---------- Extract provided
Fewer courts in better reasoned opinions have found that a creditor may exercise a right to setoff against exempt property. The leading case for this minority is In re Wiegand, 199 B.R. 639 (W.D. Mich 1996, J. Quist). In Wiegand, the debtors listed a credit union as an unsecured creditor on their schedules, and claimed a $900 account balance with the credit union as exempt. Although the credit union did not file an objection to the exemption, it refused to release the debtors' funds. Holding that the credit union could setoff the debtors' account against the debt owed by the credit union to the debtors, the district court stated:

The key to resolving the apparent conflict between Sections 522(c)and 553(a) of the Bankruptcy Code is found in the distinction between offsetting a mutual obligation and collecting a unilateral debt. The right to setoff under 11 U.S.C. 553 allows parties that owe money to each other to assert amounts owed, subtract one from the other, and pay only the balance, "thereby avoiding 'the absurdity of making A pay B when B owes A....'" Allowing setoff against exempt property would not undermine the general policy behind the Bankruptcy Code because a debtor will not be denied the ability to hold property exempt from liability for pre-petition debts. Only creditors who possess a valid setoff right can offset their obligation with a debtor's exempt property. Under 11 U.S.C. 522, debtors can still exempt property from the reach of all other creditors possessing pre-petition claims. Finally, it should be noted that the Bankruptcy Code allows a creditor with a valid setoff right to retain exempt property during the bankruptcy proceeding, rather than turning the property over to the trustee. 11 U.S.C. 542(b). Therefore, if a creditor's setoff right is not defeated by exemption pursuant to 542(b) while a bankruptcy proceeding is in progress, then a creditor's setoff right is not defeated by exemption pursuant to 553(a) after a bankruptcy proceeding is over.
--------------------
• _Parts of the exercise_
a – Answer these questions from the passage on setoff against exempt property:
(i) What account balance did the debtors in Wiegand claim as exempt?
(ii) Which provision lets a creditor with a valid setoff right keep exempt property during the bankruptcy proceeding instead of turning it over to the trustee?
(iii) Under which section can debtors still exempt property from all other creditors holding pre-petition claims?
b – Rewrite the paragraph beginning "Fewer courts in better reasoned opinions" from the passage on setoff against exempt property as a short list that keeps its main facts.
The material after this text comes from a different source.
---------- Dataset extract
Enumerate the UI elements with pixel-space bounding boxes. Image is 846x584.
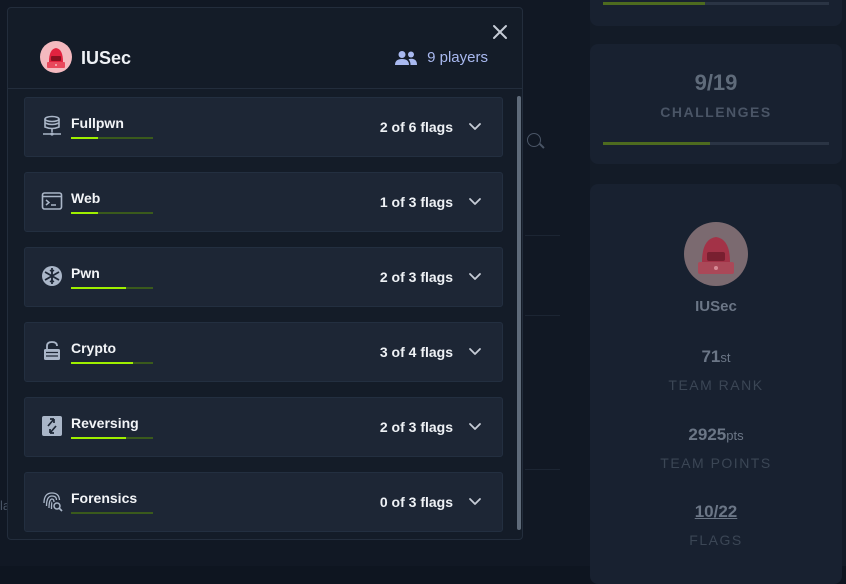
players-label: 9 players [427,49,488,66]
team-rank-label: TEAM RANK [668,377,764,393]
divider [525,235,560,236]
category-name: Pwn [71,265,100,281]
category-flags-count: 0 of 3 flags [379,494,453,510]
category-row-forensics[interactable]: Forensics 0 of 3 flags [24,472,503,532]
flags-value[interactable]: 10/22 [590,502,842,522]
category-row-fullpwn[interactable]: Fullpwn 2 of 6 flags [24,97,503,157]
rank-suffix: st [720,350,731,365]
category-name: Fullpwn [71,115,124,131]
category-progress-bar [71,137,153,139]
search-icon[interactable] [527,133,541,147]
category-flags-count: 1 of 3 flags [379,194,453,210]
challenges-count: 9/19 [694,70,738,95]
server-icon [43,115,61,136]
challenges-progress-fill [603,142,711,145]
unlocked-padlock-icon [44,341,60,360]
category-row-web[interactable]: Web 1 of 3 flags [24,172,503,232]
team-points-label: TEAM POINTS [660,455,772,471]
category-progress-bar [71,212,153,214]
chevron-down-icon [469,123,481,130]
category-progress-bar [71,437,153,439]
chevron-down-icon [469,273,481,280]
modal-header: IUSec 9 players [8,8,522,89]
chevron-down-icon [469,423,481,430]
divider [525,315,560,316]
category-progress-fill [71,212,99,214]
top-progress-bar [603,2,829,5]
rank-number: 71 [701,347,721,366]
team-flags-modal: IUSec 9 players Fullpwn 2 of 6 flags Web… [7,7,523,540]
team-rank-value: 71st [590,347,842,367]
category-flags-count: 2 of 3 flags [379,419,453,435]
team-avatar [684,222,748,286]
modal-scrollbar[interactable] [517,96,521,530]
challenges-label: CHALLENGES [660,104,772,120]
category-name: Crypto [71,340,117,356]
chevron-down-icon [469,498,481,505]
category-name: Reversing [71,415,139,431]
team-name: IUSec [695,298,737,315]
hacker-avatar-icon [698,237,734,274]
snowflake-icon [42,266,62,286]
terminal-window-icon [41,192,63,210]
points-number: 2925 [688,425,727,444]
modal-title: IUSec [81,48,132,68]
category-progress-bar [71,287,153,289]
category-flags-count: 2 of 6 flags [379,119,453,135]
category-progress-fill [71,362,133,364]
close-button[interactable] [490,22,510,42]
players-count[interactable]: 9 players [394,49,488,66]
reverse-arrows-icon [42,416,62,436]
points-suffix: pts [726,428,744,443]
category-progress-fill [71,437,126,439]
category-progress-bar [71,512,153,514]
category-name: Forensics [71,490,138,506]
team-points-value: 2925pts [590,425,842,445]
chevron-down-icon [469,198,481,205]
category-row-pwn[interactable]: Pwn 2 of 3 flags [24,247,503,307]
flags-link[interactable]: 10/22 [695,502,738,521]
category-progress-fill [71,137,99,139]
chevron-down-icon [469,348,481,355]
flags-label: FLAGS [689,532,743,548]
hacker-avatar-icon [47,48,65,68]
avatar [40,41,72,73]
category-row-crypto[interactable]: Crypto 3 of 4 flags [24,322,503,382]
category-flags-count: 2 of 3 flags [379,269,453,285]
fingerprint-search-icon [43,492,63,512]
category-progress-bar [71,362,153,364]
challenges-progress-bar [603,142,829,145]
close-icon [493,25,507,39]
category-row-reversing[interactable]: Reversing 2 of 3 flags [24,397,503,457]
divider [525,469,560,470]
category-progress-fill [71,287,126,289]
top-progress-fill [603,2,705,5]
category-name: Web [71,190,101,206]
users-icon [395,50,418,65]
category-flags-count: 3 of 4 flags [379,344,453,360]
--------------------
• _Outputs in order_
a –
(i) $900
(ii) 11 U.S.C. 542(b)
(iii) 11 U.S.C. 522

b –
- A minority of courts, in better reasoned opinions, have held that a creditor may set off against exempt property.
- The leading case for this view is In re Wiegand, 199 B.R. 639 (W.D. Mich 1996, J. Quist).
- The debtors listed a credit union as an unsecured creditor and claimed a $900 account balance with it as exempt.
- The credit union did not object to the exemption but refused to release the funds.
- The district court held that the credit union could set off the debtors' account against the debt the credit union owed the debtors.